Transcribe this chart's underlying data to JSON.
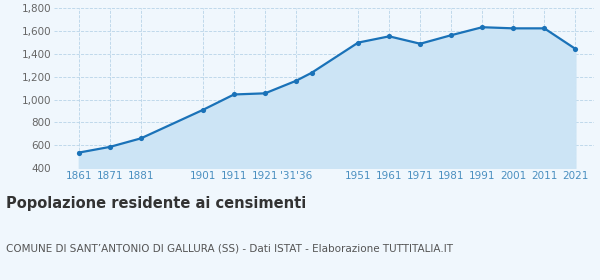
{
  "years": [
    1861,
    1871,
    1881,
    1901,
    1911,
    1921,
    1931,
    1936,
    1951,
    1961,
    1971,
    1981,
    1991,
    2001,
    2011,
    2021
  ],
  "population": [
    535,
    585,
    660,
    910,
    1045,
    1055,
    1165,
    1235,
    1500,
    1555,
    1490,
    1565,
    1635,
    1625,
    1625,
    1445
  ],
  "ylim": [
    400,
    1800
  ],
  "yticks": [
    600,
    800,
    1000,
    1200,
    1400,
    1600,
    1800
  ],
  "ytick_top": 1800,
  "line_color": "#1a72b8",
  "fill_color": "#cce4f5",
  "marker_color": "#1a72b8",
  "bg_color": "#f0f7fd",
  "grid_color": "#b8d4e8",
  "title": "Popolazione residente ai censimenti",
  "subtitle": "COMUNE DI SANT’ANTONIO DI GALLURA (SS) - Dati ISTAT - Elaborazione TUTTITALIA.IT",
  "title_fontsize": 10.5,
  "subtitle_fontsize": 7.5,
  "title_color": "#333333",
  "subtitle_color": "#555555",
  "tick_color": "#4a8fc0",
  "ytick_color": "#666666",
  "x_positions": [
    1861,
    1871,
    1881,
    1901,
    1911,
    1921,
    1931,
    1951,
    1961,
    1971,
    1981,
    1991,
    2001,
    2011,
    2021
  ],
  "x_labels": [
    "1861",
    "1871",
    "1881",
    "1901",
    "1911",
    "1921",
    "'31'36",
    "1951",
    "1961",
    "1971",
    "1981",
    "1991",
    "2001",
    "2011",
    "2021"
  ]
}
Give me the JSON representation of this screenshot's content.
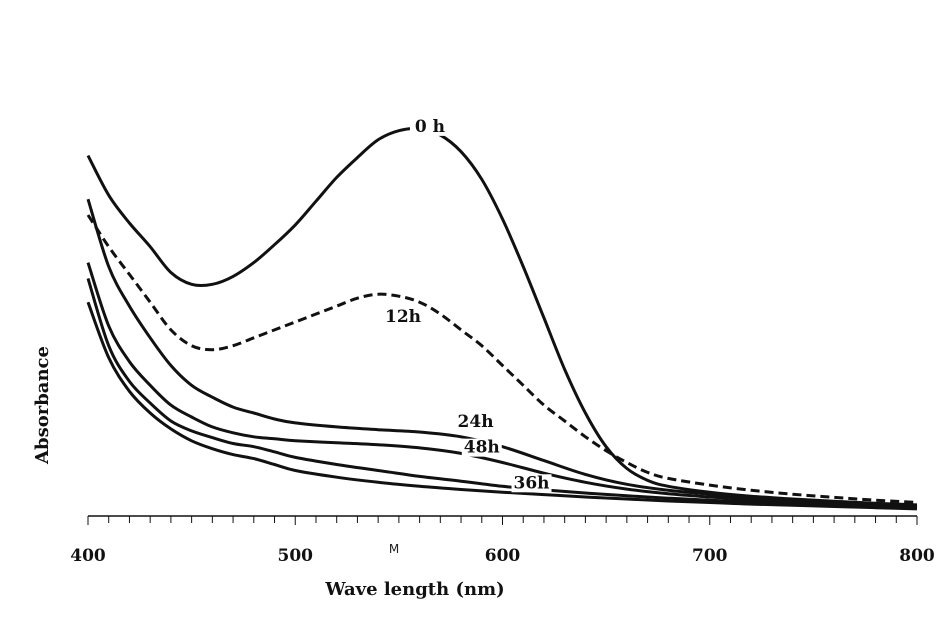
{
  "chart_data": {
    "type": "line",
    "title": "",
    "xlabel": "Wave length (nm)",
    "ylabel": "Absorbance",
    "xlim": [
      400,
      800
    ],
    "ylim": [
      0,
      1
    ],
    "x_ticks": [
      "400",
      "500",
      "600",
      "700",
      "800"
    ],
    "minor_tick_step": 10,
    "y_ticks_shown": false,
    "grid": false,
    "legend": "none (inline curve labels)",
    "stray_mark": "M",
    "line_color": "#111111",
    "series": [
      {
        "name": "0 h",
        "style": "solid",
        "x": [
          400,
          410,
          420,
          430,
          440,
          450,
          460,
          470,
          480,
          490,
          500,
          510,
          520,
          530,
          540,
          550,
          560,
          570,
          580,
          590,
          600,
          610,
          620,
          630,
          640,
          650,
          660,
          670,
          680,
          700,
          720,
          740,
          760,
          780,
          800
        ],
        "y": [
          0.91,
          0.81,
          0.74,
          0.68,
          0.615,
          0.585,
          0.585,
          0.605,
          0.64,
          0.685,
          0.735,
          0.795,
          0.855,
          0.905,
          0.95,
          0.973,
          0.978,
          0.962,
          0.92,
          0.85,
          0.75,
          0.63,
          0.5,
          0.37,
          0.26,
          0.175,
          0.12,
          0.09,
          0.075,
          0.06,
          0.05,
          0.043,
          0.037,
          0.032,
          0.028
        ]
      },
      {
        "name": "12h",
        "style": "dashed",
        "x": [
          400,
          410,
          420,
          430,
          440,
          450,
          460,
          470,
          480,
          490,
          500,
          510,
          520,
          530,
          540,
          550,
          560,
          570,
          580,
          590,
          600,
          610,
          620,
          630,
          640,
          650,
          660,
          670,
          680,
          700,
          720,
          740,
          760,
          780,
          800
        ],
        "y": [
          0.76,
          0.68,
          0.61,
          0.54,
          0.47,
          0.43,
          0.42,
          0.43,
          0.45,
          0.47,
          0.49,
          0.51,
          0.53,
          0.55,
          0.56,
          0.555,
          0.54,
          0.51,
          0.47,
          0.43,
          0.38,
          0.33,
          0.28,
          0.24,
          0.2,
          0.165,
          0.135,
          0.11,
          0.095,
          0.078,
          0.065,
          0.055,
          0.047,
          0.04,
          0.034
        ]
      },
      {
        "name": "24h",
        "style": "solid",
        "x": [
          400,
          410,
          420,
          430,
          440,
          450,
          460,
          470,
          480,
          490,
          500,
          520,
          540,
          560,
          580,
          600,
          620,
          640,
          660,
          680,
          700,
          720,
          740,
          760,
          780,
          800
        ],
        "y": [
          0.8,
          0.63,
          0.53,
          0.45,
          0.38,
          0.33,
          0.3,
          0.275,
          0.26,
          0.245,
          0.235,
          0.225,
          0.218,
          0.212,
          0.2,
          0.175,
          0.14,
          0.105,
          0.08,
          0.065,
          0.055,
          0.047,
          0.041,
          0.036,
          0.031,
          0.026
        ]
      },
      {
        "name": "48h",
        "style": "solid",
        "x": [
          400,
          410,
          420,
          430,
          440,
          450,
          460,
          470,
          480,
          490,
          500,
          520,
          540,
          560,
          580,
          600,
          620,
          640,
          660,
          680,
          700,
          720,
          740,
          760,
          780,
          800
        ],
        "y": [
          0.64,
          0.48,
          0.39,
          0.33,
          0.28,
          0.25,
          0.225,
          0.21,
          0.2,
          0.195,
          0.19,
          0.185,
          0.18,
          0.172,
          0.158,
          0.135,
          0.108,
          0.085,
          0.068,
          0.056,
          0.048,
          0.041,
          0.035,
          0.03,
          0.026,
          0.022
        ]
      },
      {
        "name": "36h",
        "style": "solid",
        "x": [
          400,
          410,
          420,
          430,
          440,
          450,
          460,
          470,
          480,
          490,
          500,
          520,
          540,
          560,
          580,
          600,
          620,
          640,
          660,
          680,
          700,
          720,
          740,
          760,
          780,
          800
        ],
        "y": [
          0.6,
          0.43,
          0.34,
          0.285,
          0.24,
          0.215,
          0.198,
          0.183,
          0.175,
          0.162,
          0.148,
          0.13,
          0.115,
          0.1,
          0.088,
          0.075,
          0.066,
          0.058,
          0.051,
          0.045,
          0.04,
          0.035,
          0.031,
          0.027,
          0.024,
          0.021
        ]
      },
      {
        "name": "",
        "style": "solid",
        "x": [
          400,
          410,
          420,
          430,
          440,
          450,
          460,
          470,
          480,
          490,
          500,
          520,
          540,
          560,
          580,
          600,
          620,
          640,
          660,
          680,
          700,
          720,
          740,
          760,
          780,
          800
        ],
        "y": [
          0.54,
          0.4,
          0.315,
          0.26,
          0.22,
          0.19,
          0.17,
          0.155,
          0.145,
          0.13,
          0.115,
          0.098,
          0.085,
          0.075,
          0.067,
          0.06,
          0.054,
          0.048,
          0.043,
          0.038,
          0.034,
          0.03,
          0.027,
          0.024,
          0.021,
          0.018
        ]
      }
    ],
    "curve_labels": [
      {
        "text": "0 h",
        "x": 565,
        "y": 0.97
      },
      {
        "text": "12h",
        "x": 552,
        "y": 0.49
      },
      {
        "text": "24h",
        "x": 587,
        "y": 0.225
      },
      {
        "text": "48h",
        "x": 590,
        "y": 0.16
      },
      {
        "text": "36h",
        "x": 614,
        "y": 0.07
      }
    ]
  }
}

┄┄┄┄┄┄

REQUIRED TASK = Search the data for the string "JSON". List each line that has it.

PROBLEM SOLUTION =
Transcribe this chart's underlying data to JSON.
Give me the JSON representation of this screenshot's content.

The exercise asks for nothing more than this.